PROBLEM
Gather from the material every line that contains the string "được".
** Start of RECORDS FOR PROCESSING **
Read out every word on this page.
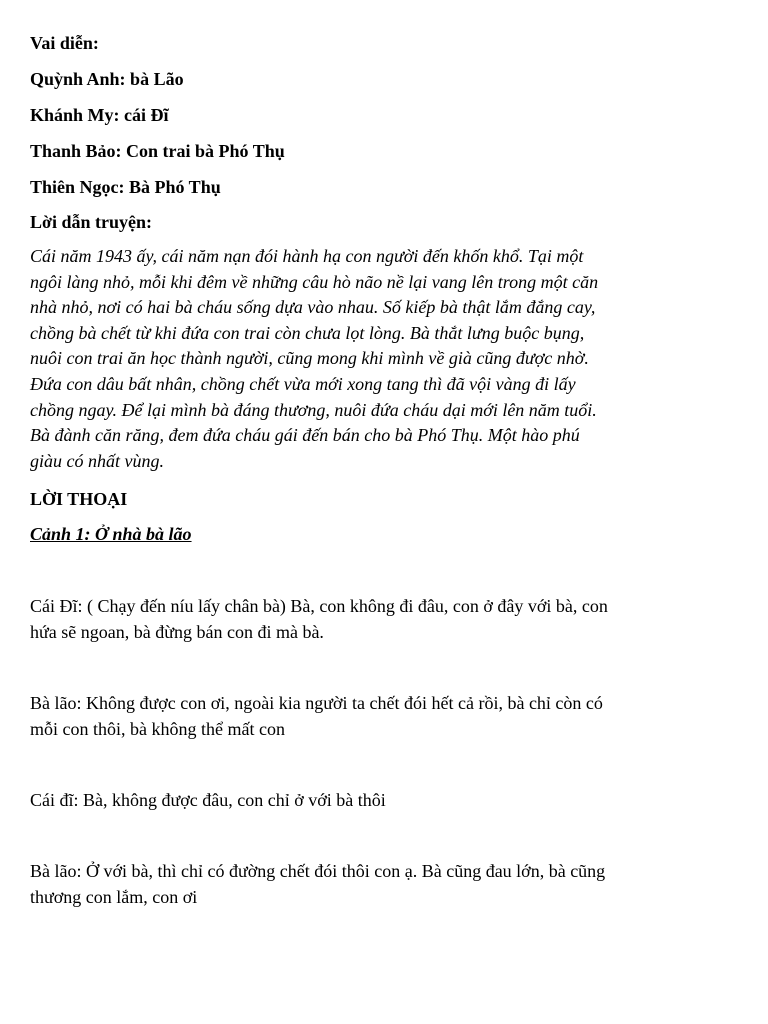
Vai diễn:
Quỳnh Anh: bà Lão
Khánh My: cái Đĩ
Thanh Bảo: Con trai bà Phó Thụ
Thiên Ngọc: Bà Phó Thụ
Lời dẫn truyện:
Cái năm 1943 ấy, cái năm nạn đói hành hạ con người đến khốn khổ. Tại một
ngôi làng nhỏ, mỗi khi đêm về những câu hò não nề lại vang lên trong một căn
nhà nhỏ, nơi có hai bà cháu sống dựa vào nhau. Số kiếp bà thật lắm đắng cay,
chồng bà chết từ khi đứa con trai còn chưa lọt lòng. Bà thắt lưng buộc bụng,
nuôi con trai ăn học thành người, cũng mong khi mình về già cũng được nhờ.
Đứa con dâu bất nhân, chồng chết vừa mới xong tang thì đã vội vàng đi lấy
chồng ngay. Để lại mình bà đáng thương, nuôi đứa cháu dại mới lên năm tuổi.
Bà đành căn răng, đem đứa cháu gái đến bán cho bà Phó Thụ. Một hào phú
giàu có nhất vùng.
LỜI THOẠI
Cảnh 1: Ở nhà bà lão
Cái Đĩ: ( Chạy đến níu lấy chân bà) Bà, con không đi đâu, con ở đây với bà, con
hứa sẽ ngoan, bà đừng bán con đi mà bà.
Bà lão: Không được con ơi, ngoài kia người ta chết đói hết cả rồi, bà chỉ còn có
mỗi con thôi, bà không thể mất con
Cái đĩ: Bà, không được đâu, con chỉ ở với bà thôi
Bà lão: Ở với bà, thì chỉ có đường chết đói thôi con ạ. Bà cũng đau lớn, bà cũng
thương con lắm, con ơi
** End of RECORDS FOR PROCESSING **
** Start of RECORDS FOR PROCESSING **
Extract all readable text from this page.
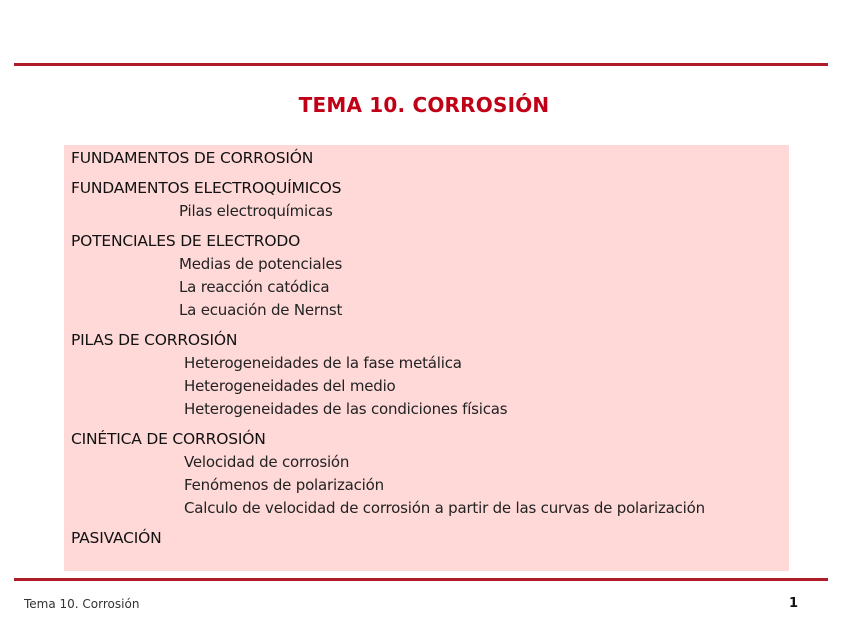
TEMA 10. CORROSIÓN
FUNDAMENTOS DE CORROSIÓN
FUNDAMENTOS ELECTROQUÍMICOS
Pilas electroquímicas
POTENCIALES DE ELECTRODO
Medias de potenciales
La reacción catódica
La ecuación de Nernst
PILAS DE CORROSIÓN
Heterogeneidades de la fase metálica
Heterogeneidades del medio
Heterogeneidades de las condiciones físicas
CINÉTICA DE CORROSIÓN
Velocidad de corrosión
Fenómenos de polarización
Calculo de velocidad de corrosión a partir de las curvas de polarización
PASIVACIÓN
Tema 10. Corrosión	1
** End of RECORDS FOR PROCESSING **
** Start of RECORDS FOR PROCESSING **
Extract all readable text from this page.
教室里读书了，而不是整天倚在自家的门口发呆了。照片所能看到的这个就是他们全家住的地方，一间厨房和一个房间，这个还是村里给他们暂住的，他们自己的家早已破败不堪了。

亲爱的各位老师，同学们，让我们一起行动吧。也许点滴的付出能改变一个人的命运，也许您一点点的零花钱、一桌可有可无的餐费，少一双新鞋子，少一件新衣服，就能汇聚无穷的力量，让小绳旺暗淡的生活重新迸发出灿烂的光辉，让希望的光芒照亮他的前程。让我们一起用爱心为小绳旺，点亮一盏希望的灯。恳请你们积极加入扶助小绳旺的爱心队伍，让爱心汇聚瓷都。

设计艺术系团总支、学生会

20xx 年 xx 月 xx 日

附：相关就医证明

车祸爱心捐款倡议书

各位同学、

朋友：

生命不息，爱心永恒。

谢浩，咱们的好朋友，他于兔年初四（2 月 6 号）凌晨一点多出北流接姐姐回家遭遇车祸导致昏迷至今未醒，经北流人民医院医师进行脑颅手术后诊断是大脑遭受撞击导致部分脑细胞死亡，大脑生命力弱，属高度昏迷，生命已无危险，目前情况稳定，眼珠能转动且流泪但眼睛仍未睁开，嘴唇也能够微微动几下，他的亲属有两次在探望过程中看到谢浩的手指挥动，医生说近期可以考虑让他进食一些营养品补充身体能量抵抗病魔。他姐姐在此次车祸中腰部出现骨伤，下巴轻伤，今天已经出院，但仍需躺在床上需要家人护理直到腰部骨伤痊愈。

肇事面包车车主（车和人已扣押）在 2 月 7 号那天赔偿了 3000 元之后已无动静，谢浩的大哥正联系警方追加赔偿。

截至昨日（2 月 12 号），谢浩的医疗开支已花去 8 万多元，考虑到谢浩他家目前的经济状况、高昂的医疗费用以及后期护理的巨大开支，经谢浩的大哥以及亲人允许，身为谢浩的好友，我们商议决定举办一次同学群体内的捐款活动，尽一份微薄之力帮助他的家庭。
** End of RECORDS FOR PROCESSING **
WORKED SOLUTION
nuôi con trai ăn học thành người, cũng mong khi mình về già cũng được nhờ.
Bà lão: Không được con ơi, ngoài kia người ta chết đói hết cả rồi, bà chỉ còn có
Cái đĩ: Bà, không được đâu, con chỉ ở với bà thôi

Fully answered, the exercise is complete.